Please print the data that follows, keeping every line exact.

----------------------------------------

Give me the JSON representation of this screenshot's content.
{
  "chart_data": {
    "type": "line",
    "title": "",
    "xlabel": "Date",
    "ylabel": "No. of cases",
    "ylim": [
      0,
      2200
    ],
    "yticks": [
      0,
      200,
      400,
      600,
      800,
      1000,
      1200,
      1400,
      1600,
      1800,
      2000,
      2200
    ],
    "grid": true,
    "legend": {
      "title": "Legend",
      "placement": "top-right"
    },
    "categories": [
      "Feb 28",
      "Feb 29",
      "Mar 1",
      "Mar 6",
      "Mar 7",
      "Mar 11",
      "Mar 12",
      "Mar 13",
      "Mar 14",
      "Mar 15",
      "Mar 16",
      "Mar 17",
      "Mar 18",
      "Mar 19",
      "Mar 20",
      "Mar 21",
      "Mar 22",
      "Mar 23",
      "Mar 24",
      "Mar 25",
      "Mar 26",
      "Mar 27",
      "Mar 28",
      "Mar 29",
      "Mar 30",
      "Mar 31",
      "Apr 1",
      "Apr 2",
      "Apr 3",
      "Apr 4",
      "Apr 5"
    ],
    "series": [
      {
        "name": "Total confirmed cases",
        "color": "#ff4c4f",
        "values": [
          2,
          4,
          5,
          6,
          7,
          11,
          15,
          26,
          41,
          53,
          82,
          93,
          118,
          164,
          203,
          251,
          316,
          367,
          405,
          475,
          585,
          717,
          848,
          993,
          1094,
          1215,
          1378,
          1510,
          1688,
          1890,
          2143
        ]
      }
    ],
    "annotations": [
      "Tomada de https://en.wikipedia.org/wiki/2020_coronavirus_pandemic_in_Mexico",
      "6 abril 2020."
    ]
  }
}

----------------------------------------

#### [PROBLEM SOLUTION]
Give me the JSON representation of this screenshot's content.
{
  "chart_data": {
    "type": "line",
    "title": "",
    "xlabel": "Date",
    "ylabel": "No. of cases",
    "ylim": [
      0,
      2200
    ],
    "yticks": [
      0,
      200,
      400,
      600,
      800,
      1000,
      1200,
      1400,
      1600,
      1800,
      2000,
      2200
    ],
    "grid": true,
    "legend": {
      "title": "Legend",
      "placement": "top-right"
    },
    "categories": [
      "Feb 28",
      "Feb 29",
      "Mar 1",
      "Mar 6",
      "Mar 7",
      "Mar 11",
      "Mar 12",
      "Mar 13",
      "Mar 14",
      "Mar 15",
      "Mar 16",
      "Mar 17",
      "Mar 18",
      "Mar 19",
      "Mar 20",
      "Mar 21",
      "Mar 22",
      "Mar 23",
      "Mar 24",
      "Mar 25",
      "Mar 26",
      "Mar 27",
      "Mar 28",
      "Mar 29",
      "Mar 30",
      "Mar 31",
      "Apr 1",
      "Apr 2",
      "Apr 3",
      "Apr 4",
      "Apr 5"
    ],
    "series": [
      {
        "name": "Total confirmed cases",
        "color": "#ff4c4f",
        "values": [
          2,
          4,
          5,
          6,
          7,
          11,
          15,
          26,
          41,
          53,
          82,
          93,
          118,
          164,
          203,
          251,
          316,
          367,
          405,
          475,
          585,
          717,
          848,
          993,
          1094,
          1215,
          1378,
          1510,
          1688,
          1890,
          2143
        ]
      }
    ],
    "annotations": [
      "Tomada de https://en.wikipedia.org/wiki/2020_coronavirus_pandemic_in_Mexico",
      "6 abril 2020."
    ]
  }
}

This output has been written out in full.